Copy out all the records exactly.

(Data):
+ + +

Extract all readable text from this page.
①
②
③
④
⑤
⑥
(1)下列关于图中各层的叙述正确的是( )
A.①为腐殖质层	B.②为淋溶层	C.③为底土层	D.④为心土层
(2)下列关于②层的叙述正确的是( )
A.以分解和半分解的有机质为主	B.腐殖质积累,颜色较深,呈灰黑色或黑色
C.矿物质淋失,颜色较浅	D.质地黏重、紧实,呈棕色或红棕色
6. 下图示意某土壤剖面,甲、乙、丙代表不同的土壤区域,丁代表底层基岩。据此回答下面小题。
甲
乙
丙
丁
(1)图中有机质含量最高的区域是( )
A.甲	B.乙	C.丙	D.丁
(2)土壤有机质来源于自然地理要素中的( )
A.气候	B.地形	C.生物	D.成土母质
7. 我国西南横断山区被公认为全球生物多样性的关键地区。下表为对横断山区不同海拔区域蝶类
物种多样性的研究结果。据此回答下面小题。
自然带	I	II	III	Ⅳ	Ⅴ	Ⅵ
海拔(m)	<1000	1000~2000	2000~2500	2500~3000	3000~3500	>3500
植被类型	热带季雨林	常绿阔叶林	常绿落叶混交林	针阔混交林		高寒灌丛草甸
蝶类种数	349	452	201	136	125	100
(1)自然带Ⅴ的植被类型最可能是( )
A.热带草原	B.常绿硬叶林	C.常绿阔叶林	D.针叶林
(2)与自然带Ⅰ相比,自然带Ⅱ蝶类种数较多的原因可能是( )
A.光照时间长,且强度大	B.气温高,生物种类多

+ + +

(Task solution):
Extract all readable text from this page.
①
②
③
④
⑤
⑥
(1)下列关于图中各层的叙述正确的是( )
A.①为腐殖质层	B.②为淋溶层	C.③为底土层	D.④为心土层
(2)下列关于②层的叙述正确的是( )
A.以分解和半分解的有机质为主	B.腐殖质积累,颜色较深,呈灰黑色或黑色
C.矿物质淋失,颜色较浅	D.质地黏重、紧实,呈棕色或红棕色
6. 下图示意某土壤剖面,甲、乙、丙代表不同的土壤区域,丁代表底层基岩。据此回答下面小题。
甲
乙
丙
丁
(1)图中有机质含量最高的区域是( )
A.甲	B.乙	C.丙	D.丁
(2)土壤有机质来源于自然地理要素中的( )
A.气候	B.地形	C.生物	D.成土母质
7. 我国西南横断山区被公认为全球生物多样性的关键地区。下表为对横断山区不同海拔区域蝶类
物种多样性的研究结果。据此回答下面小题。
自然带	I	II	III	Ⅳ	Ⅴ	Ⅵ
海拔(m)	<1000	1000~2000	2000~2500	2500~3000	3000~3500	>3500
植被类型	热带季雨林	常绿阔叶林	常绿落叶混交林	针阔混交林		高寒灌丛草甸
蝶类种数	349	452	201	136	125	100
(1)自然带Ⅴ的植被类型最可能是( )
A.热带草原	B.常绿硬叶林	C.常绿阔叶林	D.针叶林
(2)与自然带Ⅰ相比,自然带Ⅱ蝶类种数较多的原因可能是( )
A.光照时间长,且强度大	B.气温高,生物种类多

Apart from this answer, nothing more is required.